To do: Set the listing down unchanged, minus every embedded image.

--- Data provided ---

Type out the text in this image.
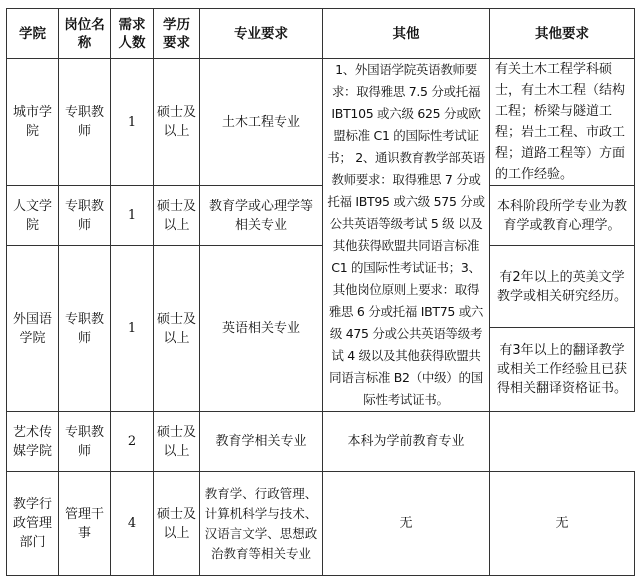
学院	岗位名称	需求人数	学历要求	专业要求	其他	其他要求
城市学院	专职教师	1	硕士及以上	土木工程专业	1、外国语学院英语教师要求：取得雅思 7.5 分或托福 IBT105 或六级 625 分或欧盟标准 C1 的国际性考试证书； 2、通识教育教学部英语教师要求：取得雅思 7 分或托福 IBT95 或六级 575 分或公共英语等级考试 5 级 以及其他获得欧盟共同语言标准 C1 的国际性考试证书；3、其他岗位原则上要求：取得雅思 6 分或托福 IBT75 或六级 475 分或公共英语等级考试 4 级以及其他获得欧盟共同语言标准 B2（中级）的国际性考试证书。	有关土木工程学科硕士，有土木工程（结构工程；桥梁与隧道工程；岩土工程、市政工程；道路工程等）方面的工作经验。
人文学院	专职教师	1	硕士及以上	教育学或心理学等相关专业		本科阶段所学专业为教育学或教育心理学。
外国语学院	专职教师	1	硕士及以上	英语相关专业		有2年以上的英美文学教学或相关研究经历。
						有3年以上的翻译教学或相关工作经验且已获得相关翻译资格证书。
艺术传媒学院	专职教师	2	硕士及以上	教育学相关专业	本科为学前教育专业	
教学行政管理部门	管理干事	4	硕士及以上	教育学、行政管理、计算机科学与技术、汉语言文学、思想政治教育等相关专业	无	无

---

Solved exercise:
Type out the text in this image.
学院	岗位名称	需求人数	学历要求	专业要求	其他	其他要求
城市学院	专职教师	1	硕士及以上	土木工程专业	1、外国语学院英语教师要求：取得雅思 7.5 分或托福 IBT105 或六级 625 分或欧盟标准 C1 的国际性考试证书； 2、通识教育教学部英语教师要求：取得雅思 7 分或托福 IBT95 或六级 575 分或公共英语等级考试 5 级 以及其他获得欧盟共同语言标准 C1 的国际性考试证书；3、其他岗位原则上要求：取得雅思 6 分或托福 IBT75 或六级 475 分或公共英语等级考试 4 级以及其他获得欧盟共同语言标准 B2（中级）的国际性考试证书。	有关土木工程学科硕士，有土木工程（结构工程；桥梁与隧道工程；岩土工程、市政工程；道路工程等）方面的工作经验。
人文学院	专职教师	1	硕士及以上	教育学或心理学等相关专业		本科阶段所学专业为教育学或教育心理学。
外国语学院	专职教师	1	硕士及以上	英语相关专业		有2年以上的英美文学教学或相关研究经历。
						有3年以上的翻译教学或相关工作经验且已获得相关翻译资格证书。
艺术传媒学院	专职教师	2	硕士及以上	教育学相关专业	本科为学前教育专业	
教学行政管理部门	管理干事	4	硕士及以上	教育学、行政管理、计算机科学与技术、汉语言文学、思想政治教育等相关专业	无	无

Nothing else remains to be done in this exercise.